• WHAT THE TASK REQUIRES:
Repeat each entry as written and leave the images out of the copy.

--- Start of EXCERPTED RECORDS ---

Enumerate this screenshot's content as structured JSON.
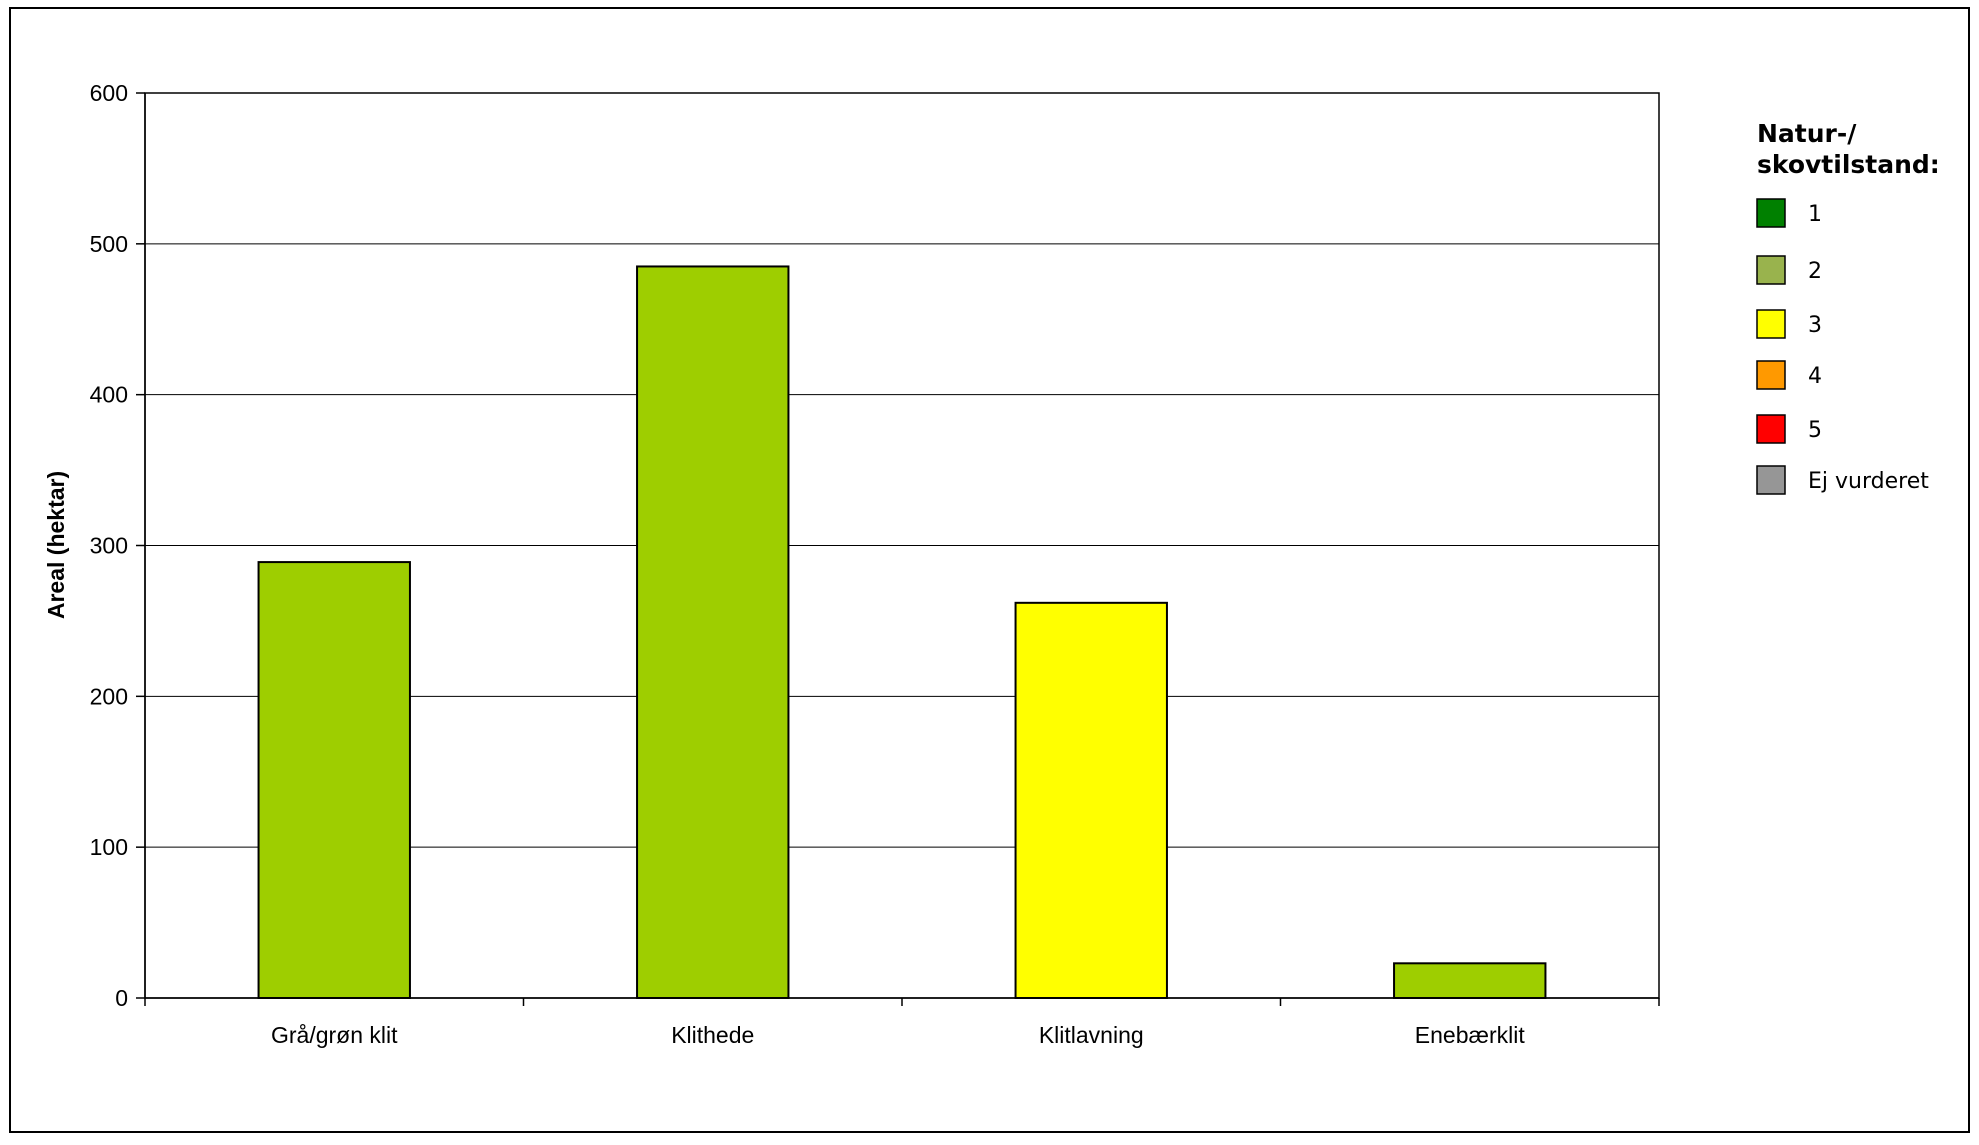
{
  "chart_data": {
    "type": "bar",
    "title": "",
    "xlabel": "",
    "ylabel": "Areal (hektar)",
    "ylim": [
      0,
      600
    ],
    "yticks": [
      0,
      100,
      200,
      300,
      400,
      500,
      600
    ],
    "grid": true,
    "categories": [
      "Grå/grøn klit",
      "Klithede",
      "Klitlavning",
      "Enebærklit"
    ],
    "values": [
      289,
      485,
      262,
      23
    ],
    "bar_colors": [
      "#9ECE00",
      "#9ECE00",
      "#FFFF00",
      "#9ECE00"
    ],
    "legend": {
      "placement": "right",
      "title_lines": [
        "Natur-/",
        "skovtilstand:"
      ],
      "items": [
        {
          "label": "1",
          "color": "#008000"
        },
        {
          "label": "2",
          "color": "#99B34D"
        },
        {
          "label": "3",
          "color": "#FFFF00"
        },
        {
          "label": "4",
          "color": "#FF9900"
        },
        {
          "label": "5",
          "color": "#FF0000"
        },
        {
          "label": "Ej vurderet",
          "color": "#969696"
        }
      ]
    }
  }
}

--- End of EXCERPTED RECORDS ---

• SOLUTION TO THIS TASK:
Enumerate this screenshot's content as structured JSON.
{
  "chart_data": {
    "type": "bar",
    "title": "",
    "xlabel": "",
    "ylabel": "Areal (hektar)",
    "ylim": [
      0,
      600
    ],
    "yticks": [
      0,
      100,
      200,
      300,
      400,
      500,
      600
    ],
    "grid": true,
    "categories": [
      "Grå/grøn klit",
      "Klithede",
      "Klitlavning",
      "Enebærklit"
    ],
    "values": [
      289,
      485,
      262,
      23
    ],
    "bar_colors": [
      "#9ECE00",
      "#9ECE00",
      "#FFFF00",
      "#9ECE00"
    ],
    "legend": {
      "placement": "right",
      "title_lines": [
        "Natur-/",
        "skovtilstand:"
      ],
      "items": [
        {
          "label": "1",
          "color": "#008000"
        },
        {
          "label": "2",
          "color": "#99B34D"
        },
        {
          "label": "3",
          "color": "#FFFF00"
        },
        {
          "label": "4",
          "color": "#FF9900"
        },
        {
          "label": "5",
          "color": "#FF0000"
        },
        {
          "label": "Ej vurderet",
          "color": "#969696"
        }
      ]
    }
  }
}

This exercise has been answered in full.